Retype the listing that follows, exactly as written.

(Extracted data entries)
_ _ _ _ _

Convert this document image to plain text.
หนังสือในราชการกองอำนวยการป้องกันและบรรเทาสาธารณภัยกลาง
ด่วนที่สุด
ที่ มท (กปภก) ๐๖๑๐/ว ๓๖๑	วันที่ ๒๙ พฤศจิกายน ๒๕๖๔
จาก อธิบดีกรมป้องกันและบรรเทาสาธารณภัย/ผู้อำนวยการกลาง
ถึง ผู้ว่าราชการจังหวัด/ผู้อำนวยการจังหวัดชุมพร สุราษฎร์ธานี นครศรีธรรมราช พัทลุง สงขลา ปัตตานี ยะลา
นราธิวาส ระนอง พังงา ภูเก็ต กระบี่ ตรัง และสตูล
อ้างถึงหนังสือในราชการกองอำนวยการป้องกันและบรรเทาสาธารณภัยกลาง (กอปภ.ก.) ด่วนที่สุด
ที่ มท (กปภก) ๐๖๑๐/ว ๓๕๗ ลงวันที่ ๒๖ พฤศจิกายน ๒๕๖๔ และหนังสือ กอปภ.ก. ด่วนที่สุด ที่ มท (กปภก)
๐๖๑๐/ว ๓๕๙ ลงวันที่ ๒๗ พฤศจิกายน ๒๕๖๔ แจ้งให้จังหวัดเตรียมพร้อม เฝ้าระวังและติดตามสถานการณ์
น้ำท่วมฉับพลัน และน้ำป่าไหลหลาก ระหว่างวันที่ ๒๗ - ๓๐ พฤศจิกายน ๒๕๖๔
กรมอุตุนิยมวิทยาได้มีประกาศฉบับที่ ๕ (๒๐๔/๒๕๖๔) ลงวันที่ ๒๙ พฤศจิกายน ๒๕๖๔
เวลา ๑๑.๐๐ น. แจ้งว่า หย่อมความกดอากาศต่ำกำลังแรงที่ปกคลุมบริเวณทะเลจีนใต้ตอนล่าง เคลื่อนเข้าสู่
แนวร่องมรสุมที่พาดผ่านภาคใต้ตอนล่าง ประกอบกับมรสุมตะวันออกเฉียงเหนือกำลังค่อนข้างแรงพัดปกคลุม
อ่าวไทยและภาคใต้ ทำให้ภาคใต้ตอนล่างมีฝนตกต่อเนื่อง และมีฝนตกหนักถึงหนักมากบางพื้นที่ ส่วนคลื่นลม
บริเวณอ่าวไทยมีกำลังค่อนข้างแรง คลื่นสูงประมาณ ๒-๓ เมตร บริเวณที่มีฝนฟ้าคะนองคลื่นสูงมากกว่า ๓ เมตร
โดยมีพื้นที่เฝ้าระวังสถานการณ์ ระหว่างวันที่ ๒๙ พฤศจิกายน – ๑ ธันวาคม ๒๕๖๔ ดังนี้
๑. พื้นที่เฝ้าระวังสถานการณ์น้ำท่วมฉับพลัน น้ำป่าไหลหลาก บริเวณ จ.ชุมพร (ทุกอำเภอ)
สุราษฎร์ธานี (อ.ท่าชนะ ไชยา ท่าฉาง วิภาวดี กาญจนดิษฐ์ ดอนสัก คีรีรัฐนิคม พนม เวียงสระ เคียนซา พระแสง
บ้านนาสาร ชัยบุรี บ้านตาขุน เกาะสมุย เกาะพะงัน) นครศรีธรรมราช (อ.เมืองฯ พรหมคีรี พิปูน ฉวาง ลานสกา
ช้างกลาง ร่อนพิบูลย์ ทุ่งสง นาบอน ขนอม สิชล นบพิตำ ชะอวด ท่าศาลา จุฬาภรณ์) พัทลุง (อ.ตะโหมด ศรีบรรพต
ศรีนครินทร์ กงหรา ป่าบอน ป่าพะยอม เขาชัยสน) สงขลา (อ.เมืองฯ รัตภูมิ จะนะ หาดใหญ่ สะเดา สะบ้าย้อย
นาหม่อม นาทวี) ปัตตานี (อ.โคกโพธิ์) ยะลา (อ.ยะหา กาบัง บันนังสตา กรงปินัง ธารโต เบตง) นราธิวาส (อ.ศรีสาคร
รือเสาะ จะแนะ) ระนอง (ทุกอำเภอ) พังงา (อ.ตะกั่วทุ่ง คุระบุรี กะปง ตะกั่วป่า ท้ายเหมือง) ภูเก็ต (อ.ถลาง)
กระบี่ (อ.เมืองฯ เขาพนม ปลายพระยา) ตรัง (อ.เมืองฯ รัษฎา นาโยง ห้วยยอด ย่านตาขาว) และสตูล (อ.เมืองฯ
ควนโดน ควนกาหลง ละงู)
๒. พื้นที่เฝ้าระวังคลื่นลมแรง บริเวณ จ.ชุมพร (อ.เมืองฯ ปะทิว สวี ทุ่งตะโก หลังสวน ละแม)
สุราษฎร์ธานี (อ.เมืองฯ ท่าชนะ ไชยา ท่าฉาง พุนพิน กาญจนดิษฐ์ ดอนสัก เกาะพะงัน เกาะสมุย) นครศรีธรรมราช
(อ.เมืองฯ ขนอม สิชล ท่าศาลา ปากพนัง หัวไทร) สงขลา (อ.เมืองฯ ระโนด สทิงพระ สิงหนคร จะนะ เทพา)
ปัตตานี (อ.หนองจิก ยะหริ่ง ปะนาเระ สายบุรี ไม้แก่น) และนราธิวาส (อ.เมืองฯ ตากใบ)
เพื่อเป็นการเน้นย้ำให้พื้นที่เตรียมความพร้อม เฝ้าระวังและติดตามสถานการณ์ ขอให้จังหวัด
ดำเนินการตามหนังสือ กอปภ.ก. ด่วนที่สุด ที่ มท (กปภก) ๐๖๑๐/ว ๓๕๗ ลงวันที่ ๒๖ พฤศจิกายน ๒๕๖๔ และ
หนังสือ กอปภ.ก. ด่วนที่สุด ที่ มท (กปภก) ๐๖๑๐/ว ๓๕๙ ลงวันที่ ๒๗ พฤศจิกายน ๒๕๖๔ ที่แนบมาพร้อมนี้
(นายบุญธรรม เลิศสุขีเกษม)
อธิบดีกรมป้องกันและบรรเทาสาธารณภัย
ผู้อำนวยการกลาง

_ _ _ _ _

▶ _Full solution_
Convert this document image to plain text.
หนังสือในราชการกองอำนวยการป้องกันและบรรเทาสาธารณภัยกลาง
ด่วนที่สุด
ที่ มท (กปภก) ๐๖๑๐/ว ๓๖๑	วันที่ ๒๙ พฤศจิกายน ๒๕๖๔
จาก อธิบดีกรมป้องกันและบรรเทาสาธารณภัย/ผู้อำนวยการกลาง
ถึง ผู้ว่าราชการจังหวัด/ผู้อำนวยการจังหวัดชุมพร สุราษฎร์ธานี นครศรีธรรมราช พัทลุง สงขลา ปัตตานี ยะลา
นราธิวาส ระนอง พังงา ภูเก็ต กระบี่ ตรัง และสตูล
อ้างถึงหนังสือในราชการกองอำนวยการป้องกันและบรรเทาสาธารณภัยกลาง (กอปภ.ก.) ด่วนที่สุด
ที่ มท (กปภก) ๐๖๑๐/ว ๓๕๗ ลงวันที่ ๒๖ พฤศจิกายน ๒๕๖๔ และหนังสือ กอปภ.ก. ด่วนที่สุด ที่ มท (กปภก)
๐๖๑๐/ว ๓๕๙ ลงวันที่ ๒๗ พฤศจิกายน ๒๕๖๔ แจ้งให้จังหวัดเตรียมพร้อม เฝ้าระวังและติดตามสถานการณ์
น้ำท่วมฉับพลัน และน้ำป่าไหลหลาก ระหว่างวันที่ ๒๗ - ๓๐ พฤศจิกายน ๒๕๖๔
กรมอุตุนิยมวิทยาได้มีประกาศฉบับที่ ๕ (๒๐๔/๒๕๖๔) ลงวันที่ ๒๙ พฤศจิกายน ๒๕๖๔
เวลา ๑๑.๐๐ น. แจ้งว่า หย่อมความกดอากาศต่ำกำลังแรงที่ปกคลุมบริเวณทะเลจีนใต้ตอนล่าง เคลื่อนเข้าสู่
แนวร่องมรสุมที่พาดผ่านภาคใต้ตอนล่าง ประกอบกับมรสุมตะวันออกเฉียงเหนือกำลังค่อนข้างแรงพัดปกคลุม
อ่าวไทยและภาคใต้ ทำให้ภาคใต้ตอนล่างมีฝนตกต่อเนื่อง และมีฝนตกหนักถึงหนักมากบางพื้นที่ ส่วนคลื่นลม
บริเวณอ่าวไทยมีกำลังค่อนข้างแรง คลื่นสูงประมาณ ๒-๓ เมตร บริเวณที่มีฝนฟ้าคะนองคลื่นสูงมากกว่า ๓ เมตร
โดยมีพื้นที่เฝ้าระวังสถานการณ์ ระหว่างวันที่ ๒๙ พฤศจิกายน – ๑ ธันวาคม ๒๕๖๔ ดังนี้
๑. พื้นที่เฝ้าระวังสถานการณ์น้ำท่วมฉับพลัน น้ำป่าไหลหลาก บริเวณ จ.ชุมพร (ทุกอำเภอ)
สุราษฎร์ธานี (อ.ท่าชนะ ไชยา ท่าฉาง วิภาวดี กาญจนดิษฐ์ ดอนสัก คีรีรัฐนิคม พนม เวียงสระ เคียนซา พระแสง
บ้านนาสาร ชัยบุรี บ้านตาขุน เกาะสมุย เกาะพะงัน) นครศรีธรรมราช (อ.เมืองฯ พรหมคีรี พิปูน ฉวาง ลานสกา
ช้างกลาง ร่อนพิบูลย์ ทุ่งสง นาบอน ขนอม สิชล นบพิตำ ชะอวด ท่าศาลา จุฬาภรณ์) พัทลุง (อ.ตะโหมด ศรีบรรพต
ศรีนครินทร์ กงหรา ป่าบอน ป่าพะยอม เขาชัยสน) สงขลา (อ.เมืองฯ รัตภูมิ จะนะ หาดใหญ่ สะเดา สะบ้าย้อย
นาหม่อม นาทวี) ปัตตานี (อ.โคกโพธิ์) ยะลา (อ.ยะหา กาบัง บันนังสตา กรงปินัง ธารโต เบตง) นราธิวาส (อ.ศรีสาคร
รือเสาะ จะแนะ) ระนอง (ทุกอำเภอ) พังงา (อ.ตะกั่วทุ่ง คุระบุรี กะปง ตะกั่วป่า ท้ายเหมือง) ภูเก็ต (อ.ถลาง)
กระบี่ (อ.เมืองฯ เขาพนม ปลายพระยา) ตรัง (อ.เมืองฯ รัษฎา นาโยง ห้วยยอด ย่านตาขาว) และสตูล (อ.เมืองฯ
ควนโดน ควนกาหลง ละงู)
๒. พื้นที่เฝ้าระวังคลื่นลมแรง บริเวณ จ.ชุมพร (อ.เมืองฯ ปะทิว สวี ทุ่งตะโก หลังสวน ละแม)
สุราษฎร์ธานี (อ.เมืองฯ ท่าชนะ ไชยา ท่าฉาง พุนพิน กาญจนดิษฐ์ ดอนสัก เกาะพะงัน เกาะสมุย) นครศรีธรรมราช
(อ.เมืองฯ ขนอม สิชล ท่าศาลา ปากพนัง หัวไทร) สงขลา (อ.เมืองฯ ระโนด สทิงพระ สิงหนคร จะนะ เทพา)
ปัตตานี (อ.หนองจิก ยะหริ่ง ปะนาเระ สายบุรี ไม้แก่น) และนราธิวาส (อ.เมืองฯ ตากใบ)
เพื่อเป็นการเน้นย้ำให้พื้นที่เตรียมความพร้อม เฝ้าระวังและติดตามสถานการณ์ ขอให้จังหวัด
ดำเนินการตามหนังสือ กอปภ.ก. ด่วนที่สุด ที่ มท (กปภก) ๐๖๑๐/ว ๓๕๗ ลงวันที่ ๒๖ พฤศจิกายน ๒๕๖๔ และ
หนังสือ กอปภ.ก. ด่วนที่สุด ที่ มท (กปภก) ๐๖๑๐/ว ๓๕๙ ลงวันที่ ๒๗ พฤศจิกายน ๒๕๖๔ ที่แนบมาพร้อมนี้
(นายบุญธรรม เลิศสุขีเกษม)
อธิบดีกรมป้องกันและบรรเทาสาธารณภัย
ผู้อำนวยการกลาง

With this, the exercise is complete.